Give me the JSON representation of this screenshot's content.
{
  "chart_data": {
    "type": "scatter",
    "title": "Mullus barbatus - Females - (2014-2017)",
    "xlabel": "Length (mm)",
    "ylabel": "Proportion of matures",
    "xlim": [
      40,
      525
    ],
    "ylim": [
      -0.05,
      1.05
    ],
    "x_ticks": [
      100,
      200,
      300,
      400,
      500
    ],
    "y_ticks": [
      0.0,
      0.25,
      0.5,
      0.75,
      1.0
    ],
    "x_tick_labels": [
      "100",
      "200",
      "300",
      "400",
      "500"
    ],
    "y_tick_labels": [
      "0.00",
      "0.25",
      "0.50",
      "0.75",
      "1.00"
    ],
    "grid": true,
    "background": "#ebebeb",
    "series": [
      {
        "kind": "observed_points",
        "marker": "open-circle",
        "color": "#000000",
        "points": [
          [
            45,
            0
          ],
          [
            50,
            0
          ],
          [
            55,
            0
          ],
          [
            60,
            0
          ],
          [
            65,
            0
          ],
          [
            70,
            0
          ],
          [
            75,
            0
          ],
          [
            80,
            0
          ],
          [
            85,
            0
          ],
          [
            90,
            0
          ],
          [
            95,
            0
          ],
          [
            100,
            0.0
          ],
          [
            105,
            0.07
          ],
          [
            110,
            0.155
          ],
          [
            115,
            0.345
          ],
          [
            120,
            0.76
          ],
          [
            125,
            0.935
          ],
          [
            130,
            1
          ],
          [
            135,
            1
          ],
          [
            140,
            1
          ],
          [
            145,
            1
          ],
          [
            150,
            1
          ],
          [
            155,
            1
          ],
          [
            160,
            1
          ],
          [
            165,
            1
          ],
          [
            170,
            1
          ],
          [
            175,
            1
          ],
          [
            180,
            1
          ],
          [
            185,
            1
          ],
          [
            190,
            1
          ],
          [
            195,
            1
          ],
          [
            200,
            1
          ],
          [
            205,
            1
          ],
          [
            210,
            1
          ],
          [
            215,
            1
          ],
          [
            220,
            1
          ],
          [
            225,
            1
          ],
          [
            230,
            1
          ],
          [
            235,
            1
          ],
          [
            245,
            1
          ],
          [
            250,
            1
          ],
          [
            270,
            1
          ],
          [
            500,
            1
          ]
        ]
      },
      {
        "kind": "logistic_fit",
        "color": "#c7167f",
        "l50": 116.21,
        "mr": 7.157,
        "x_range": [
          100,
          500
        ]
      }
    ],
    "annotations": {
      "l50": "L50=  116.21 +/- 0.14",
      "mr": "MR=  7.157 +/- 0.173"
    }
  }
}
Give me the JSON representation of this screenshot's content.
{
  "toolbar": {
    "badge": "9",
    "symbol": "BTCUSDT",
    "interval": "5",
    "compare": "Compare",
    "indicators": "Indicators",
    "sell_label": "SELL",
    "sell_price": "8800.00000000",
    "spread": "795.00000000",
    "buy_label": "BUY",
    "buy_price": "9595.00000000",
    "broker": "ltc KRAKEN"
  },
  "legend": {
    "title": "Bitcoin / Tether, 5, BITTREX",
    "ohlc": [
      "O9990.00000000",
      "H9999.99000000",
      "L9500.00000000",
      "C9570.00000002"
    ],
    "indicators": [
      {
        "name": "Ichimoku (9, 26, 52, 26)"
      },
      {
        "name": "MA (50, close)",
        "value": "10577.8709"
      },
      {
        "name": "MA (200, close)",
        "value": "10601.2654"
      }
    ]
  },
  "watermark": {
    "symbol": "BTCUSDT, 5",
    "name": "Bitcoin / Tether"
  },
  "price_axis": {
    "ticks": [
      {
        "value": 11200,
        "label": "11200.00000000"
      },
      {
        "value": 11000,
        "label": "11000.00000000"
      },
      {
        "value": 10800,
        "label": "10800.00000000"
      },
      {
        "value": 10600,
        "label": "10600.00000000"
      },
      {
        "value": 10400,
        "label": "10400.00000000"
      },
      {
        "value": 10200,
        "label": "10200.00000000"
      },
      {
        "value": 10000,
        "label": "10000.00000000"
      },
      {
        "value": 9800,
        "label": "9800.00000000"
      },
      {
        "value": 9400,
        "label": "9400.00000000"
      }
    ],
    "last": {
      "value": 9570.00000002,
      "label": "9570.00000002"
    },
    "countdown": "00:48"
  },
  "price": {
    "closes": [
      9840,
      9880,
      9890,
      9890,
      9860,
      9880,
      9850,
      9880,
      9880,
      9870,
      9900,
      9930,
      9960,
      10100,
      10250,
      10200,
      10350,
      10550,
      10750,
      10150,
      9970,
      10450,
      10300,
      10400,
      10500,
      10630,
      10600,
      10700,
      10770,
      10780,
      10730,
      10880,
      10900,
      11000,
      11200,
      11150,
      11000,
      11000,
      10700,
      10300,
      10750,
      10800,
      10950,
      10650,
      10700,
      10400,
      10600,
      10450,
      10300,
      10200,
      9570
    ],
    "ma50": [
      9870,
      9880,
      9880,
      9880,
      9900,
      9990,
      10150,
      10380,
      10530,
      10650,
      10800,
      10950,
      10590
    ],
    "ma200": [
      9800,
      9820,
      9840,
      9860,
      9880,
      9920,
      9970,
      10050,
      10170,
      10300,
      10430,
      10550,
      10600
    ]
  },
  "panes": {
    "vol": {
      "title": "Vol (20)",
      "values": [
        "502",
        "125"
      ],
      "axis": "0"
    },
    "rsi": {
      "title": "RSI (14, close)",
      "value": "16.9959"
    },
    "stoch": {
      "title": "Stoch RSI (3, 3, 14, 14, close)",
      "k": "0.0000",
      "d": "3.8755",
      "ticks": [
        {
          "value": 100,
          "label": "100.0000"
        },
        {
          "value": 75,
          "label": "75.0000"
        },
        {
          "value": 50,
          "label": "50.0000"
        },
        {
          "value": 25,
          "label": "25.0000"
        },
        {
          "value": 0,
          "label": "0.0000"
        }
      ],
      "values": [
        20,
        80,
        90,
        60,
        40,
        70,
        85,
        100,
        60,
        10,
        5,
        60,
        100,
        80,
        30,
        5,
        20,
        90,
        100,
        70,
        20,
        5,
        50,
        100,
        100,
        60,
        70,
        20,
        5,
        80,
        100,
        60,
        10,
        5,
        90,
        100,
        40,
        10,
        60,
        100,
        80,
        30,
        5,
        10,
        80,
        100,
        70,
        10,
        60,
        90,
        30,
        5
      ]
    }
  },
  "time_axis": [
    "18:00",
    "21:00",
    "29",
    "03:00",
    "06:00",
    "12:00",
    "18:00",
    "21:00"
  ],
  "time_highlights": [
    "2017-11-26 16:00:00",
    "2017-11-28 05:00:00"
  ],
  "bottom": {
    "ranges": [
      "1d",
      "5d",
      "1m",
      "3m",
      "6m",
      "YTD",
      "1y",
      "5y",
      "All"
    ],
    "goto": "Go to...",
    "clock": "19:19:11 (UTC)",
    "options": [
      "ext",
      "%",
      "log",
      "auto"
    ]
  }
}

_AIM_
Copy out every line with the word "indicators".

_WRITTEN ANSWER_
    "indicators": "Indicators",
    "indicators": [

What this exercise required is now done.